Find every line in the records below that holds the word "text", and copy each one.
+++++
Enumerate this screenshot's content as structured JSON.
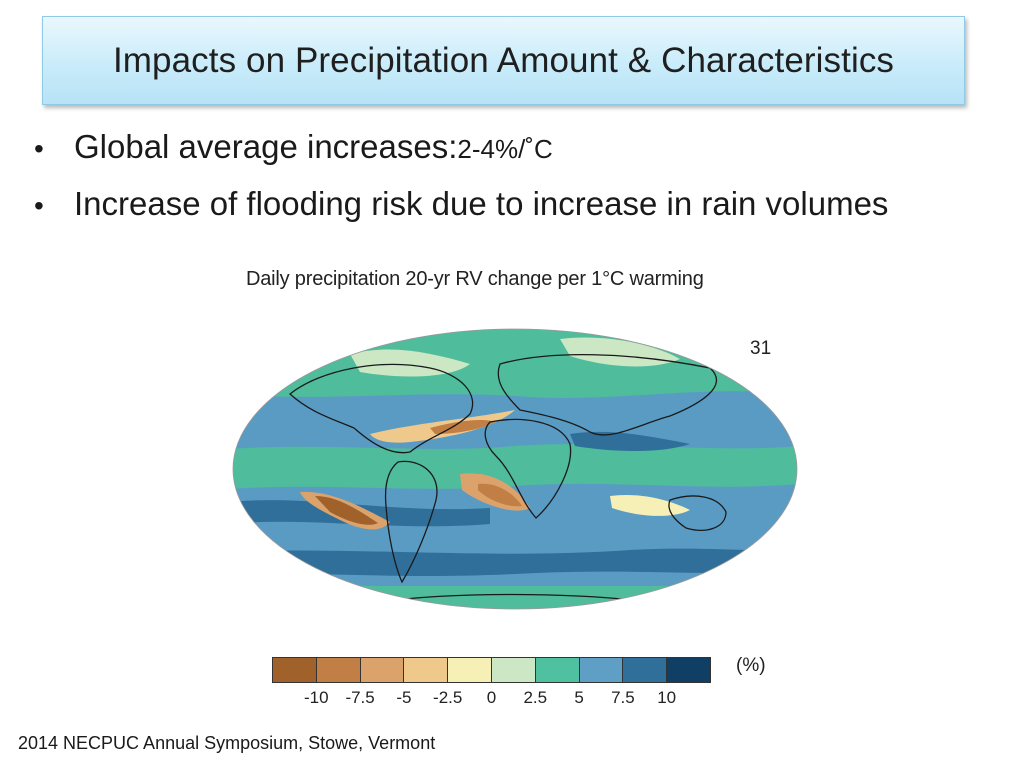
{
  "slide": {
    "title": "Impacts on Precipitation Amount & Characteristics",
    "bullets": [
      {
        "text": "Global average increases: ",
        "value": "2-4%/˚C"
      },
      {
        "text": "Increase of flooding risk due to increase in rain volumes"
      }
    ],
    "footer": "2014 NECPUC Annual Symposium, Stowe, Vermont"
  },
  "figure": {
    "title": "Daily precipitation 20-yr RV change per 1°C warming",
    "panel_number": "31",
    "colorbar": {
      "colors": [
        "#a0612b",
        "#c17f45",
        "#dba36b",
        "#efc98c",
        "#f7f0b6",
        "#cbe7c4",
        "#4fc1a1",
        "#5f9fc6",
        "#2f6f99",
        "#103f66"
      ],
      "tick_labels": [
        "-10",
        "-7.5",
        "-5",
        "-2.5",
        "0",
        "2.5",
        "5",
        "7.5",
        "10"
      ],
      "unit": "(%)"
    }
  }
}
+++++
__Exercise output__
        "text": "Global average increases: ",
        "text": "Increase of flooding risk due to increase in rain volumes"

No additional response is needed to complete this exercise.